To do:
Copy out all lines in the data below containing the string "între".

Data supplied:
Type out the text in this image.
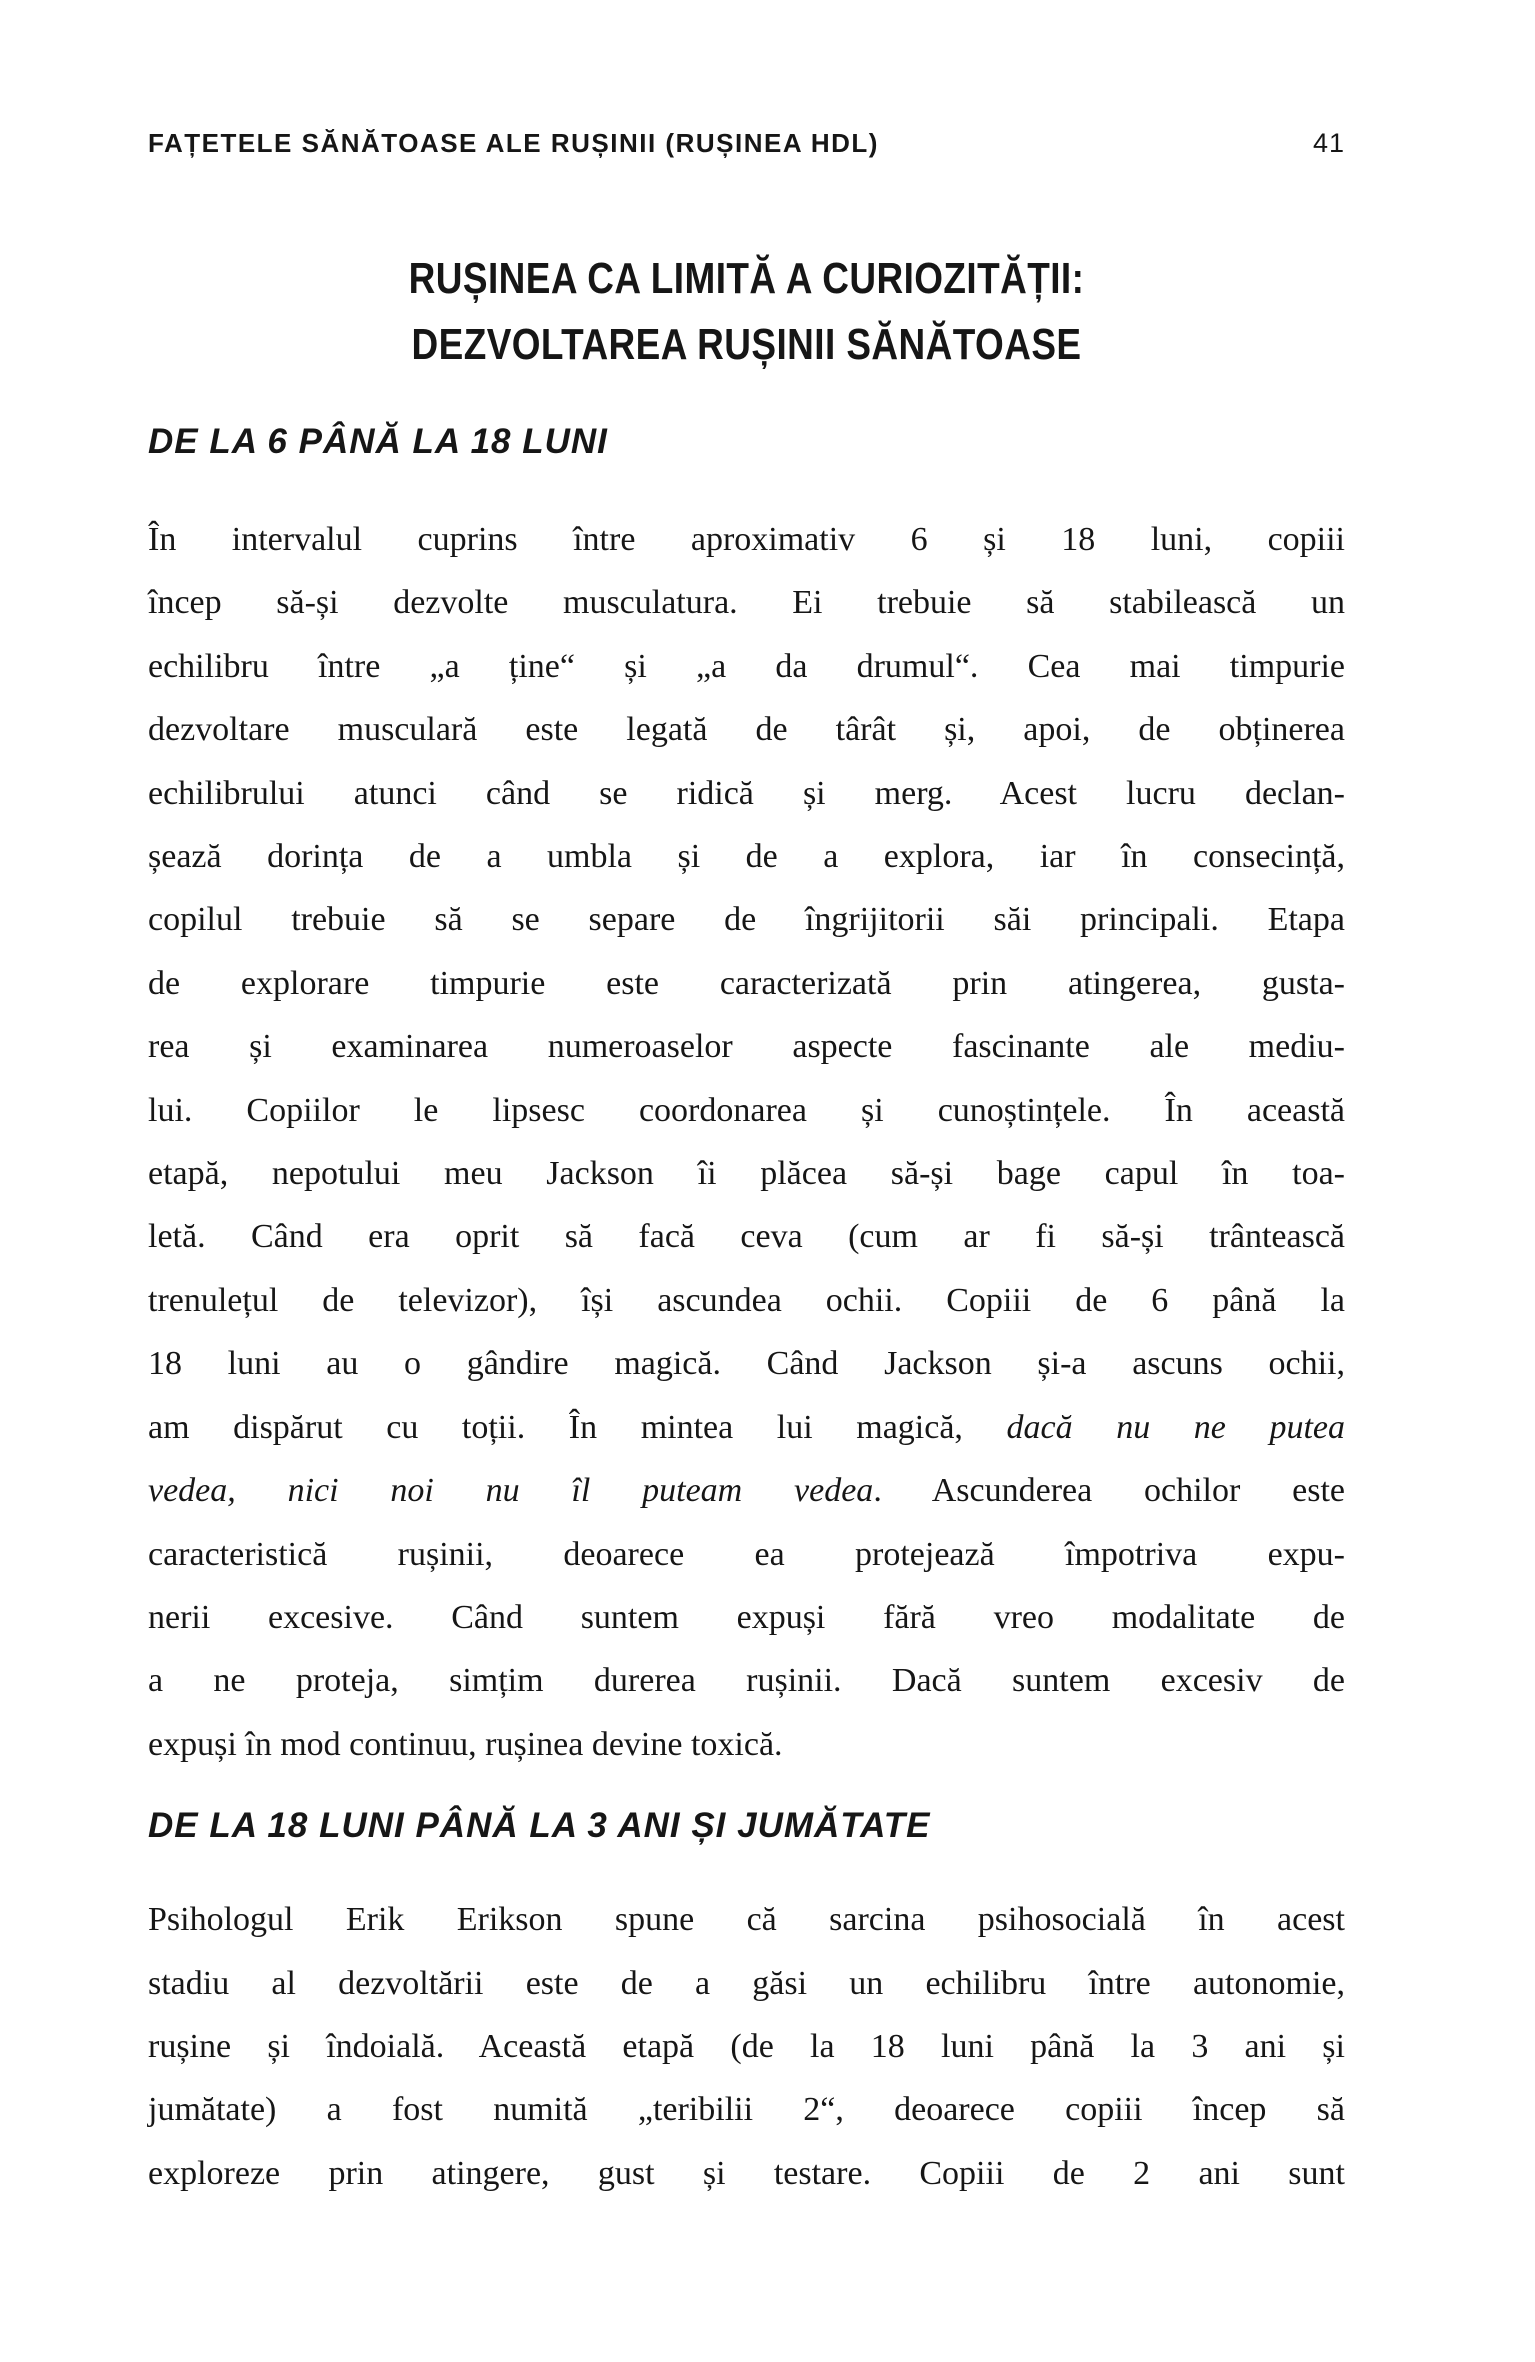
FAȚETELE SĂNĂTOASE ALE RUȘINII (RUȘINEA HDL)	41
RUȘINEA CA LIMITĂ A CURIOZITĂȚII:
DEZVOLTAREA RUȘINII SĂNĂTOASE
DE LA 6 PÂNĂ LA 18 LUNI
În intervalul cuprins între aproximativ 6 și 18 luni, copiii
încep să-și dezvolte musculatura. Ei trebuie să stabilească un
echilibru între „a ține“ și „a da drumul“. Cea mai timpurie
dezvoltare musculară este legată de târât și, apoi, de obținerea
echilibrului atunci când se ridică și merg. Acest lucru declan-
șează dorința de a umbla și de a explora, iar în consecință,
copilul trebuie să se separe de îngrijitorii săi principali. Etapa
de explorare timpurie este caracterizată prin atingerea, gusta-
rea și examinarea numeroaselor aspecte fascinante ale mediu-
lui. Copiilor le lipsesc coordonarea și cunoștințele. În această
etapă, nepotului meu Jackson îi plăcea să-și bage capul în toa-
letă. Când era oprit să facă ceva (cum ar fi să-și trântească
trenulețul de televizor), își ascundea ochii. Copiii de 6 până la
18 luni au o gândire magică. Când Jackson și-a ascuns ochii,
am dispărut cu toții. În mintea lui magică, dacă nu ne putea
vedea, nici noi nu îl puteam vedea. Ascunderea ochilor este
caracteristică rușinii, deoarece ea protejează împotriva expu-
nerii excesive. Când suntem expuși fără vreo modalitate de
a ne proteja, simțim durerea rușinii. Dacă suntem excesiv de
expuși în mod continuu, rușinea devine toxică.
DE LA 18 LUNI PÂNĂ LA 3 ANI ȘI JUMĂTATE
Psihologul Erik Erikson spune că sarcina psihosocială în acest
stadiu al dezvoltării este de a găsi un echilibru între autonomie,
rușine și îndoială. Această etapă (de la 18 luni până la 3 ani și
jumătate) a fost numită „teribilii 2“, deoarece copiii încep să
exploreze prin atingere, gust și testare. Copiii de 2 ani sunt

Solution to the problem:
În intervalul cuprins între aproximativ 6 și 18 luni, copiii
echilibru între „a ține“ și „a da drumul“. Cea mai timpurie
stadiu al dezvoltării este de a găsi un echilibru între autonomie,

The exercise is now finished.